Given records:
===============
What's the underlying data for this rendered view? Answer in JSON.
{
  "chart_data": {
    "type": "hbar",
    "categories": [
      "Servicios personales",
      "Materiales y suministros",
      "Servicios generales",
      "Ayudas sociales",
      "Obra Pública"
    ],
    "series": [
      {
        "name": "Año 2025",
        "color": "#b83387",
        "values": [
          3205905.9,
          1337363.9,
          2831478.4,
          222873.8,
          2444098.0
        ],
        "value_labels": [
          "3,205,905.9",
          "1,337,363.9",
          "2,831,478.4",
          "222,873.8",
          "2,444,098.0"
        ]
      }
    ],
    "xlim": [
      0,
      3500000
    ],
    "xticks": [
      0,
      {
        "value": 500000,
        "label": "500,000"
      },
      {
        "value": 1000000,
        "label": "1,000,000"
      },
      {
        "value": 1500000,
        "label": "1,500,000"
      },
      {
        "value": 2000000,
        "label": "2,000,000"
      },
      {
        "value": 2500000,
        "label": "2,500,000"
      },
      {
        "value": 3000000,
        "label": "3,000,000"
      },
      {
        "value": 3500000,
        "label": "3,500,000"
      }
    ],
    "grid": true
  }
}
===============
Short task: The records above are to be repeated exactly, in their entirety.

Written solution:
What's the underlying data for this rendered view? Answer in JSON.
{
  "chart_data": {
    "type": "hbar",
    "categories": [
      "Servicios personales",
      "Materiales y suministros",
      "Servicios generales",
      "Ayudas sociales",
      "Obra Pública"
    ],
    "series": [
      {
        "name": "Año 2025",
        "color": "#b83387",
        "values": [
          3205905.9,
          1337363.9,
          2831478.4,
          222873.8,
          2444098.0
        ],
        "value_labels": [
          "3,205,905.9",
          "1,337,363.9",
          "2,831,478.4",
          "222,873.8",
          "2,444,098.0"
        ]
      }
    ],
    "xlim": [
      0,
      3500000
    ],
    "xticks": [
      0,
      {
        "value": 500000,
        "label": "500,000"
      },
      {
        "value": 1000000,
        "label": "1,000,000"
      },
      {
        "value": 1500000,
        "label": "1,500,000"
      },
      {
        "value": 2000000,
        "label": "2,000,000"
      },
      {
        "value": 2500000,
        "label": "2,500,000"
      },
      {
        "value": 3000000,
        "label": "3,000,000"
      },
      {
        "value": 3500000,
        "label": "3,500,000"
      }
    ],
    "grid": true
  }
}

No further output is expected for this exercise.